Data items
______________________________

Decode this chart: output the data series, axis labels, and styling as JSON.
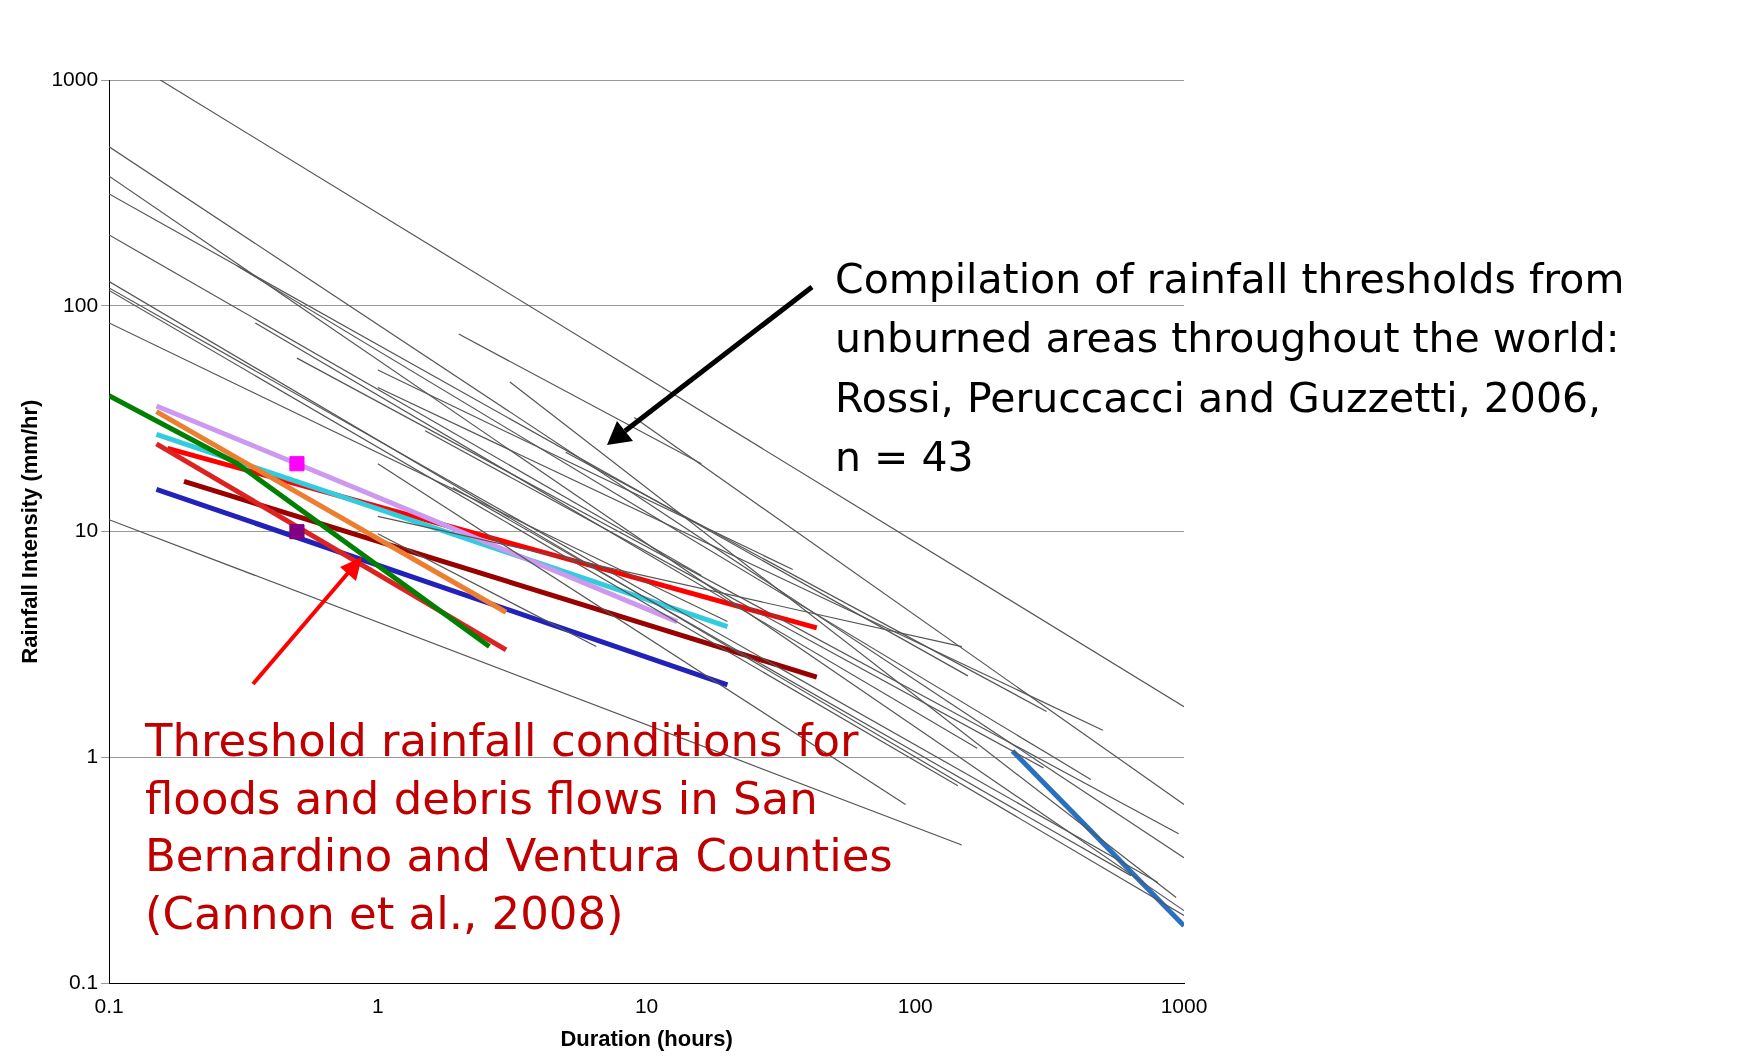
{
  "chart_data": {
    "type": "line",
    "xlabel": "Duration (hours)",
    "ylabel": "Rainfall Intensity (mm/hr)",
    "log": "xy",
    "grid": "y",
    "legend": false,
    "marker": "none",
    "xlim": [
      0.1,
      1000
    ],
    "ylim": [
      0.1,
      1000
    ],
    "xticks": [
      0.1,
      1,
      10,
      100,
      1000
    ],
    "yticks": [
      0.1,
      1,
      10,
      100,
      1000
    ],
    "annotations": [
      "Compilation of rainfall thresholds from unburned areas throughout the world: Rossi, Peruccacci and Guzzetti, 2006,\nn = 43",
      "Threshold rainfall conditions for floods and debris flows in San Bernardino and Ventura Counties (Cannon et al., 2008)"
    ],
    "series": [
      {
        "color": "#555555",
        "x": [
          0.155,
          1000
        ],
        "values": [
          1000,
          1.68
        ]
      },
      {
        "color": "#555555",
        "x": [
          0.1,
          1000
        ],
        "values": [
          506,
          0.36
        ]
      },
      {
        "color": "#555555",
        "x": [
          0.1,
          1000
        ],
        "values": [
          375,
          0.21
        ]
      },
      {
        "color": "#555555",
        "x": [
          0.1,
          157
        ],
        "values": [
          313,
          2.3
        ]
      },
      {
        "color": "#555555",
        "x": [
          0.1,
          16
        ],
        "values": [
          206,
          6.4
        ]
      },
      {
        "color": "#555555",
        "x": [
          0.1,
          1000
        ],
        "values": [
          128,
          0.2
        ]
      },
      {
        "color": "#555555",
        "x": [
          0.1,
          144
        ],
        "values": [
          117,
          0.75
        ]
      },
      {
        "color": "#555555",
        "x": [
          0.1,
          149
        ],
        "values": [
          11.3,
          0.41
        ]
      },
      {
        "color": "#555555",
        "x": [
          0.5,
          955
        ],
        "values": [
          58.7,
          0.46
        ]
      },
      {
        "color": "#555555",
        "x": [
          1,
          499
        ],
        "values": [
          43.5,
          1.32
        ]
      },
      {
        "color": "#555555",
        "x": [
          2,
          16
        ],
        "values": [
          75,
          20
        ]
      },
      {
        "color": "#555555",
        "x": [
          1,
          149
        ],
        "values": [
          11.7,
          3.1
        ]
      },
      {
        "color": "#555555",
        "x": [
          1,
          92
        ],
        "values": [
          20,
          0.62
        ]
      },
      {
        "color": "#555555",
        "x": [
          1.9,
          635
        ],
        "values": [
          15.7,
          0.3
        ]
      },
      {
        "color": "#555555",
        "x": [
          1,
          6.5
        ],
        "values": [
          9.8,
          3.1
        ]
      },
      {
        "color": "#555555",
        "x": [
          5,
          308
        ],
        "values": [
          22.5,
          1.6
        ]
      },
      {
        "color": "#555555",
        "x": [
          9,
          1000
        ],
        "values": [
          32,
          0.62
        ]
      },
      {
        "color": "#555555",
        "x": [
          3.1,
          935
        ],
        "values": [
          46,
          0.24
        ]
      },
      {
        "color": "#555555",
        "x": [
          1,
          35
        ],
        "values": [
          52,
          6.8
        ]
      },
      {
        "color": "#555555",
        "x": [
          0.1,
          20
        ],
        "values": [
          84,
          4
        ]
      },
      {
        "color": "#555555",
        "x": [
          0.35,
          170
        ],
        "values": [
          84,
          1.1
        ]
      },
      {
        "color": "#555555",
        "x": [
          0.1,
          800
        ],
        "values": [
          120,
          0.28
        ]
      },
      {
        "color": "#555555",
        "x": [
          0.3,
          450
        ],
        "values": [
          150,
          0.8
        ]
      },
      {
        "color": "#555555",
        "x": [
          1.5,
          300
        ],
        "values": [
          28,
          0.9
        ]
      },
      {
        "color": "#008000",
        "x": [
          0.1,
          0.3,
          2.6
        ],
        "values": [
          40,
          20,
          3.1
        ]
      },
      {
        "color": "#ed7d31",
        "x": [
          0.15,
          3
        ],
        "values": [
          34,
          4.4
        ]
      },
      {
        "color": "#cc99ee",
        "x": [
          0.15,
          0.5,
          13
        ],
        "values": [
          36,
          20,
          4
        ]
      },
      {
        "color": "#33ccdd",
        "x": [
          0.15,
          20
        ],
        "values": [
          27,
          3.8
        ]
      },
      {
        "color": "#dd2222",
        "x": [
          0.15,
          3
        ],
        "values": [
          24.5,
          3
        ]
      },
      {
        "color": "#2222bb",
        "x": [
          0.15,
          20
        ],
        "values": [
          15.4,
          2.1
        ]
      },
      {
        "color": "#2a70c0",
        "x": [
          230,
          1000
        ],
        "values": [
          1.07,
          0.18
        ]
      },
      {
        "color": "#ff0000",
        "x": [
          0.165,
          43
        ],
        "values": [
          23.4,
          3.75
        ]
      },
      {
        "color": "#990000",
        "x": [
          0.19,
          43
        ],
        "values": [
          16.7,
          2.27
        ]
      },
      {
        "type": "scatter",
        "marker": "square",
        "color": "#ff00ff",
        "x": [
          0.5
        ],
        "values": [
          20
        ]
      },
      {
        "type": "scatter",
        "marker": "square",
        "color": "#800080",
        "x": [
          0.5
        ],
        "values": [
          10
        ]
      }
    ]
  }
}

______________________________

> What is asked
What is the number of lines in the data holding the word "series"? Reply with that number only.

> Solution to this exercise
2